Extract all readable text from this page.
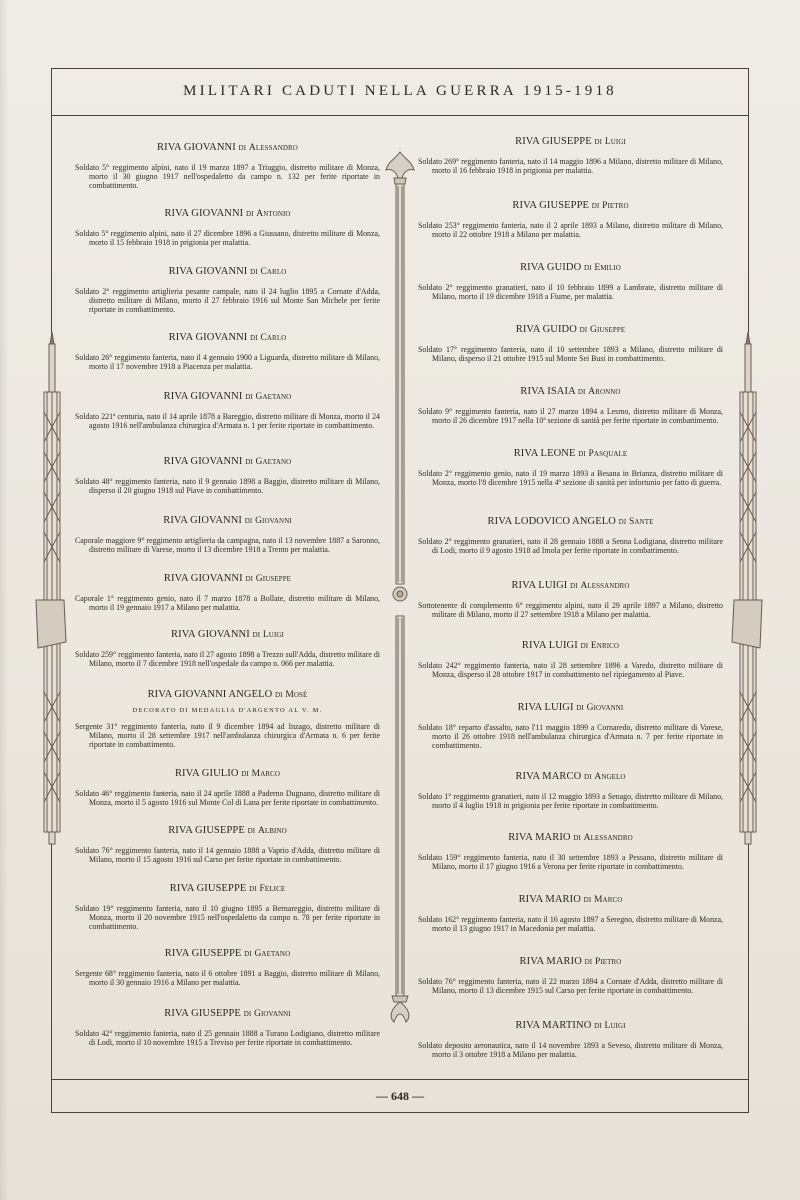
MILITARI CADUTI NELLA GUERRA 1915-1918
RIVA GIOVANNI di Alessandro
Soldato 5° reggimento alpini, nato il 19 marzo 1897 a Triuggio, distretto militare di Monza, morto il 30 giugno 1917 nell'ospedaletto da campo n. 132 per ferite riportate in combattimento.
RIVA GIOVANNI di Antonio
Soldato 5° reggimento alpini, nato il 27 dicembre 1896 a Giussano, distretto militare di Monza, morto il 15 febbraio 1918 in prigionia per malattia.
RIVA GIOVANNI di Carlo
Soldato 2° reggimento artiglieria pesante campale, nato il 24 luglio 1895 a Cornate d'Adda, distretto militare di Milano, morto il 27 febbraio 1916 sul Monte San Michele per ferite riportate in combattimento.
RIVA GIOVANNI di Carlo
Soldato 26° reggimento fanteria, nato il 4 gennaio 1900 a Liguarda, distretto militare di Milano, morto il 17 novembre 1918 a Piacenza per malattia.
RIVA GIOVANNI di Gaetano
Soldato 221ª centuria, nato il 14 aprile 1878 a Bareggio, distretto militare di Monza, morto il 24 agosto 1916 nell'ambulanza chirurgica d'Armata n. 1 per ferite riportate in combattimento.
RIVA GIOVANNI di Gaetano
Soldato 48° reggimento fanteria, nato il 9 gennaio 1898 a Baggio, distretto militare di Milano, disperso il 20 giugno 1918 sul Piave in combattimento.
RIVA GIOVANNI di Giovanni
Caporale maggiore 9° reggimento artiglieria da campagna, nato il 13 novembre 1887 a Saronno, distretto militare di Varese, morto il 13 dicembre 1918 a Trento per malattia.
RIVA GIOVANNI di Giuseppe
Caporale 1° reggimento genio, nato il 7 marzo 1878 a Bollate, distretto militare di Milano, morto il 19 gennaio 1917 a Milano per malattia.
RIVA GIOVANNI di Luigi
Soldato 259° reggimento fanteria, nato il 27 agosto 1898 a Trezzo sull'Adda, distretto militare di Milano, morto il 7 dicembre 1918 nell'ospedale da campo n. 066 per malattia.
RIVA GIOVANNI ANGELO di Mosè
DECORATO DI MEDAGLIA D'ARGENTO AL V. M.
Sergente 31° reggimento fanteria, nato il 9 dicembre 1894 ad Inzago, distretto militare di Milano, morto il 28 settembre 1917 nell'ambulanza chirurgica d'Armata n. 6 per ferite riportate in combattimento.
RIVA GIULIO di Marco
Soldato 46° reggimento fanteria, nato il 24 aprile 1888 a Paderno Dugnano, distretto militare di Monza, morto il 5 agosto 1916 sul Monte Col di Lana per ferite riportate in combattimento.
RIVA GIUSEPPE di Albino
Soldato 76° reggimento fanteria, nato il 14 gennaio 1888 a Vaprio d'Adda, distretto militare di Milano, morto il 15 agosto 1916 sul Carso per ferite riportate in combattimento.
RIVA GIUSEPPE di Felice
Soldato 19° reggimento fanteria, nato il 10 giugno 1895 a Bernareggio, distretto militare di Monza, morto il 20 novembre 1915 nell'ospedaletto da campo n. 78 per ferite riportate in combattimento.
RIVA GIUSEPPE di Gaetano
Sergente 68° reggimento fanteria, nato il 6 ottobre 1891 a Baggio, distretto militare di Milano, morto il 30 gennaio 1916 a Milano per malattia.
RIVA GIUSEPPE di Giovanni
Soldato 42° reggimento fanteria, nato il 25 gennaio 1888 a Turano Lodigiano, distretto militare di Lodi, morto il 10 novembre 1915 a Treviso per ferite riportate in combattimento.
RIVA GIUSEPPE di Luigi
Soldato 269° reggimento fanteria, nato il 14 maggio 1896 a Milano, distretto militare di Milano, morto il 16 febbraio 1918 in prigionia per malattia.
RIVA GIUSEPPE di Pietro
Soldato 253° reggimento fanteria, nato il 2 aprile 1893 a Milano, distretto militare di Milano, morto il 22 ottobre 1918 a Milano per malattia.
RIVA GUIDO di Emilio
Soldato 2° reggimento granatieri, nato il 10 febbraio 1899 a Lambrate, distretto militare di Milano, morto il 19 dicembre 1918 a Fiume, per malattia.
RIVA GUIDO di Giuseppe
Soldato 17° reggimento fanteria, nato il 10 settembre 1893 a Milano, distretto militare di Milano, disperso il 21 ottobre 1915 sul Monte Sei Busi in combattimento.
RIVA ISAIA di Aronno
Soldato 9° reggimento fanteria, nato il 27 marzo 1894 a Lesmo, distretto militare di Monza, morto il 26 dicembre 1917 nella 10ª sezione di sanità per ferite riportate in combattimento.
RIVA LEONE di Pasquale
Soldato 2° reggimento genio, nato il 19 marzo 1893 a Besana in Brianza, distretto militare di Monza, morto l'8 dicembre 1915 nella 4ª sezione di sanità per infortunio per fatto di guerra.
RIVA LODOVICO ANGELO di Sante
Soldato 2° reggimento granatieri, nato il 28 gennaio 1888 a Senna Lodigiana, distretto militare di Lodi, morto il 9 agosto 1918 ad Imola per ferite riportate in combattimento.
RIVA LUIGI di Alessandro
Sottotenente di complemento 6° reggimento alpini, nato il 29 aprile 1897 a Milano, distretto militare di Milano, morto il 27 settembre 1918 a Milano per malattia.
RIVA LUIGI di Enrico
Soldato 242° reggimento fanteria, nato il 28 settembre 1896 a Varedo, distretto militare di Monza, disperso il 28 ottobre 1917 in combattimento nel ripiegamento al Piave.
RIVA LUIGI di Giovanni
Soldato 18° reparto d'assalto, nato l'11 maggio 1899 a Cornaredo, distretto militare di Varese, morto il 26 ottobre 1918 nell'ambulanza chirurgica d'Armata n. 7 per ferite riportate in combattimento.
RIVA MARCO di Angelo
Soldato 1° reggimento granatieri, nato il 12 maggio 1893 a Senago, distretto militare di Milano, morto il 4 luglio 1918 in prigionia per ferite riportate in combattimento.
RIVA MARIO di Alessandro
Soldato 159° reggimento fanteria, nato il 30 settembre 1893 a Pessano, distretto militare di Milano, morto il 17 giugno 1916 a Verona per ferite riportate in combattimento.
RIVA MARIO di Marco
Soldato 162° reggimento fanteria, nato il 16 agosto 1897 a Seregno, distretto militare di Monza, morto il 13 giugno 1917 in Macedonia per malattia.
RIVA MARIO di Pietro
Soldato 76° reggimento fanteria, nato il 22 marzo 1894 a Cornate d'Adda, distretto militare di Milano, morto il 13 dicembre 1915 sul Carso per ferite riportate in combattimento.
RIVA MARTINO di Luigi
Soldato deposito aeronautica, nato il 14 novembre 1893 a Seveso, distretto militare di Monza, morto il 3 ottobre 1918 a Milano per malattia.
— 648 —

========

__What is being asked__:
Copy all lines of the listing above that contain the string "Adda".

__Result of this exercise__:
Soldato 2° reggimento artiglieria pesante campale, nato il 24 luglio 1895 a Cornate d'Adda, distretto militare di Milano, morto il 27 febbraio 1916 sul Monte San Michele per ferite riportate in combattimento.
Soldato 259° reggimento fanteria, nato il 27 agosto 1898 a Trezzo sull'Adda, distretto militare di Milano, morto il 7 dicembre 1918 nell'ospedale da campo n. 066 per malattia.
Soldato 76° reggimento fanteria, nato il 14 gennaio 1888 a Vaprio d'Adda, distretto militare di Milano, morto il 15 agosto 1916 sul Carso per ferite riportate in combattimento.
Soldato 76° reggimento fanteria, nato il 22 marzo 1894 a Cornate d'Adda, distretto militare di Milano, morto il 13 dicembre 1915 sul Carso per ferite riportate in combattimento.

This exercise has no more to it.